Tuesday, January 16 , 2018, 10:14 am | Fair 60º


Proponents Tout the Benefits of Building-Height Initiative

Panelists at a meeting hosted by the League of Women Voters discuss Santa Barbara's history of efforts similar to Measure B

All it takes is one.

At a pro-Measure B meeting Wednesday hosted by the League of Women Voters of Santa Barbara, it became more apparent that citizen ballot initiatives to lower building-height limits often have been reactions to buildings residents don’t like.

In the 1920s, it was The Granada. In the 1960s, it was the nine-story condominium complexes proposed for the area that is now Alice Keck Park Memorial Gardens. Now, it’s the Chapala One complex.

Historian Mary Louise Days and three other panelists spoke before an audience of about 60 people about Santa Barbara’s planning history and why the League of Women Voters supports the new height-limit initiative. Members of the organization also have gathered signatures and funds for the measure.

“The issue of land use is always on our minds,” said Linda Phillips, president of the local League of Women Voters. The league is 70 years old and has contributed to the City Charter and General Plan over the years.

Days gave a brief history Wednesday of Santa Barbara’s building-height ordinances. Tall buildings in the downtown area, such as The Granada, and heavy development after the 1925 earthquake contributed to more stringent limitations, she said.

Plans for nine-story condominium buildings initially were rejected by the city but then allowed by the City Council. They were rejected by a judge in the 1960s after citizens sued the city for acting against its ordinance, she said.

DATA
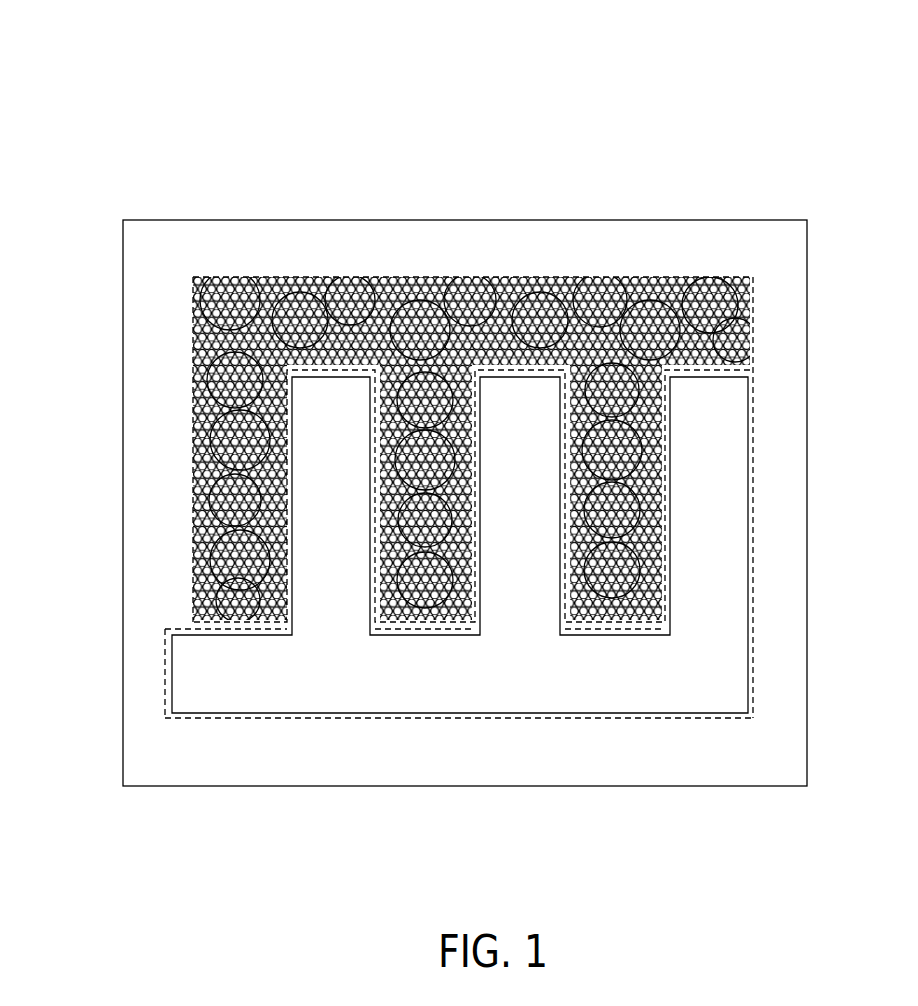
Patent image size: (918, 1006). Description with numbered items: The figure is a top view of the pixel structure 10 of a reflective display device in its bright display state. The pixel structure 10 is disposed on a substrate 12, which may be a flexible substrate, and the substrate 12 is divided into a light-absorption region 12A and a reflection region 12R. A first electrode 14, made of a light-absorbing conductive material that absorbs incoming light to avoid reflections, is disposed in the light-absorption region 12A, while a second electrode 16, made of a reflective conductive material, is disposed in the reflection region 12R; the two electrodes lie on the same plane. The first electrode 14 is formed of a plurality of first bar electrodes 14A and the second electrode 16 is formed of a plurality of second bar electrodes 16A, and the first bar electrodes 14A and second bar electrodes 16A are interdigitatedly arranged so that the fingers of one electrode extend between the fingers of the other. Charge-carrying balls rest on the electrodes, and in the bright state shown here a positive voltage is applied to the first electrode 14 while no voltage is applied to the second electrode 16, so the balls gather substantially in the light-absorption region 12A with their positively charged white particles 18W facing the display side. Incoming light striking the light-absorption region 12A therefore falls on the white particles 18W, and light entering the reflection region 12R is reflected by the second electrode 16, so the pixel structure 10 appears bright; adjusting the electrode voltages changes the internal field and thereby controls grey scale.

DIRECTIONS
Extend the news article above on the League of Women Voters meeting about Santa Barbara's building-height initiative, starting after its last sentence.

WRITTEN REPLY
Now, Chapala One and other structures have prompted some residents to create another height-limit ballot initiative.

The current ordinance, which assigns height limits by zone, has been routinely amended since its inception but keeps a 60-foot maximum height for any zone. Variances have been granted, however, which often lead to controversy.

Former Mayor Sheila Lodge, current Mayor Marty Blum and architect Gil Barry also spoke Wednesday on behalf of Measure B.

They addressed the concerns of opponents, but argued that a 40- or 45-foot height limit would not negatively affect affordable housing, the environment or sprawl.

The initiative would lower the height limit to 40 feet in El Pueblo Viejo, which is the main downtown area, and 45 feet in commercial and industrial zones where the limit now is 60 feet.

“We want to plan in a very good way — in a careful way,” Blum said. She compared being on a design review board to being the parent of a child asking for a cookie. The child asks and asks, getting no as an answer. Then, if a yes is given, asks for more.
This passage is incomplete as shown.